>> Begin Records provided

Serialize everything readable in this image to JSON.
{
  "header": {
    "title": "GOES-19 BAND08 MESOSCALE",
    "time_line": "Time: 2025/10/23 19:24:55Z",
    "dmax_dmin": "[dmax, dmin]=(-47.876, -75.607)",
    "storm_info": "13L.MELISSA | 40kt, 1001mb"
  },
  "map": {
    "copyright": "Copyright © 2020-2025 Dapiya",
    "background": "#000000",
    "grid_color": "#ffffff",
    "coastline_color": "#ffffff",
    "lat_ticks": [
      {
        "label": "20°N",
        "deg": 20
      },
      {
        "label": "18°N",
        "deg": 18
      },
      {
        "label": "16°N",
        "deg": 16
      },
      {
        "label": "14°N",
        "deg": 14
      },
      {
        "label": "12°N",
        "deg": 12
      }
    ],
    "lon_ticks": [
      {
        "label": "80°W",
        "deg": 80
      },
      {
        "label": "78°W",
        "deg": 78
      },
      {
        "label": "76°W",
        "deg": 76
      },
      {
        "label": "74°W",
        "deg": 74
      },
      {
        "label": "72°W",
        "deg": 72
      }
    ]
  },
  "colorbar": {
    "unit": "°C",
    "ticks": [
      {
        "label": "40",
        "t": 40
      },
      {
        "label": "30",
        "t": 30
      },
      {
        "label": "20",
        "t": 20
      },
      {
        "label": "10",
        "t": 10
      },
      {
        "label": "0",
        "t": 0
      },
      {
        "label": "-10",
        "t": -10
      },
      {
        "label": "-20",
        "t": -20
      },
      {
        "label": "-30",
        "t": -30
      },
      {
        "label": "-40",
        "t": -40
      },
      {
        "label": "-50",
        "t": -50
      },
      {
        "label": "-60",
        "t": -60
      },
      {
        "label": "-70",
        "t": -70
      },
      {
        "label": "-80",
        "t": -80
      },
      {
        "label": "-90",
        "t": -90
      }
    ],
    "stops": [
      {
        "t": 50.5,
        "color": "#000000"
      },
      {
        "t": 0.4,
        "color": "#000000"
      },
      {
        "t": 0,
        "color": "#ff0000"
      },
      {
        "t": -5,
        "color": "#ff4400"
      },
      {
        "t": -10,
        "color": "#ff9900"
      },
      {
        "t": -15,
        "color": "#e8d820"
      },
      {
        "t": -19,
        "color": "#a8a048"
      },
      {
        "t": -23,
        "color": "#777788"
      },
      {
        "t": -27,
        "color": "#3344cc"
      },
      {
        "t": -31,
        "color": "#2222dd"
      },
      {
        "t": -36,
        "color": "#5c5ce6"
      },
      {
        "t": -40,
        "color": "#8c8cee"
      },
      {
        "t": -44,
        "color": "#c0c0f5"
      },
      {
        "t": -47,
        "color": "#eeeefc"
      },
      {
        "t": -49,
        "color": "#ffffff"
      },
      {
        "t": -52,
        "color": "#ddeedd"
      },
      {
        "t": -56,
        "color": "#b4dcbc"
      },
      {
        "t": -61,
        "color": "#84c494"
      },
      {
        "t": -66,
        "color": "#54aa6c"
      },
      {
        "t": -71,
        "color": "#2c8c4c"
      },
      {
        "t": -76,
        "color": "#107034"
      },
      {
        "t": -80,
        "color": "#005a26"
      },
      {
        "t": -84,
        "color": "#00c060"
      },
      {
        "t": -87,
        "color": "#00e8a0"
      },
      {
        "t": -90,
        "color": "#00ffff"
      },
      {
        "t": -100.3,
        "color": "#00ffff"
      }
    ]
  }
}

>> End Records provided

* _Challenge_
Could you transcribe the records in full, exactly?

* _Exercise output_
Serialize everything readable in this image to JSON.
{
  "header": {
    "title": "GOES-19 BAND08 MESOSCALE",
    "time_line": "Time: 2025/10/23 19:24:55Z",
    "dmax_dmin": "[dmax, dmin]=(-47.876, -75.607)",
    "storm_info": "13L.MELISSA | 40kt, 1001mb"
  },
  "map": {
    "copyright": "Copyright © 2020-2025 Dapiya",
    "background": "#000000",
    "grid_color": "#ffffff",
    "coastline_color": "#ffffff",
    "lat_ticks": [
      {
        "label": "20°N",
        "deg": 20
      },
      {
        "label": "18°N",
        "deg": 18
      },
      {
        "label": "16°N",
        "deg": 16
      },
      {
        "label": "14°N",
        "deg": 14
      },
      {
        "label": "12°N",
        "deg": 12
      }
    ],
    "lon_ticks": [
      {
        "label": "80°W",
        "deg": 80
      },
      {
        "label": "78°W",
        "deg": 78
      },
      {
        "label": "76°W",
        "deg": 76
      },
      {
        "label": "74°W",
        "deg": 74
      },
      {
        "label": "72°W",
        "deg": 72
      }
    ]
  },
  "colorbar": {
    "unit": "°C",
    "ticks": [
      {
        "label": "40",
        "t": 40
      },
      {
        "label": "30",
        "t": 30
      },
      {
        "label": "20",
        "t": 20
      },
      {
        "label": "10",
        "t": 10
      },
      {
        "label": "0",
        "t": 0
      },
      {
        "label": "-10",
        "t": -10
      },
      {
        "label": "-20",
        "t": -20
      },
      {
        "label": "-30",
        "t": -30
      },
      {
        "label": "-40",
        "t": -40
      },
      {
        "label": "-50",
        "t": -50
      },
      {
        "label": "-60",
        "t": -60
      },
      {
        "label": "-70",
        "t": -70
      },
      {
        "label": "-80",
        "t": -80
      },
      {
        "label": "-90",
        "t": -90
      }
    ],
    "stops": [
      {
        "t": 50.5,
        "color": "#000000"
      },
      {
        "t": 0.4,
        "color": "#000000"
      },
      {
        "t": 0,
        "color": "#ff0000"
      },
      {
        "t": -5,
        "color": "#ff4400"
      },
      {
        "t": -10,
        "color": "#ff9900"
      },
      {
        "t": -15,
        "color": "#e8d820"
      },
      {
        "t": -19,
        "color": "#a8a048"
      },
      {
        "t": -23,
        "color": "#777788"
      },
      {
        "t": -27,
        "color": "#3344cc"
      },
      {
        "t": -31,
        "color": "#2222dd"
      },
      {
        "t": -36,
        "color": "#5c5ce6"
      },
      {
        "t": -40,
        "color": "#8c8cee"
      },
      {
        "t": -44,
        "color": "#c0c0f5"
      },
      {
        "t": -47,
        "color": "#eeeefc"
      },
      {
        "t": -49,
        "color": "#ffffff"
      },
      {
        "t": -52,
        "color": "#ddeedd"
      },
      {
        "t": -56,
        "color": "#b4dcbc"
      },
      {
        "t": -61,
        "color": "#84c494"
      },
      {
        "t": -66,
        "color": "#54aa6c"
      },
      {
        "t": -71,
        "color": "#2c8c4c"
      },
      {
        "t": -76,
        "color": "#107034"
      },
      {
        "t": -80,
        "color": "#005a26"
      },
      {
        "t": -84,
        "color": "#00c060"
      },
      {
        "t": -87,
        "color": "#00e8a0"
      },
      {
        "t": -90,
        "color": "#00ffff"
      },
      {
        "t": -100.3,
        "color": "#00ffff"
      }
    ]
  }
}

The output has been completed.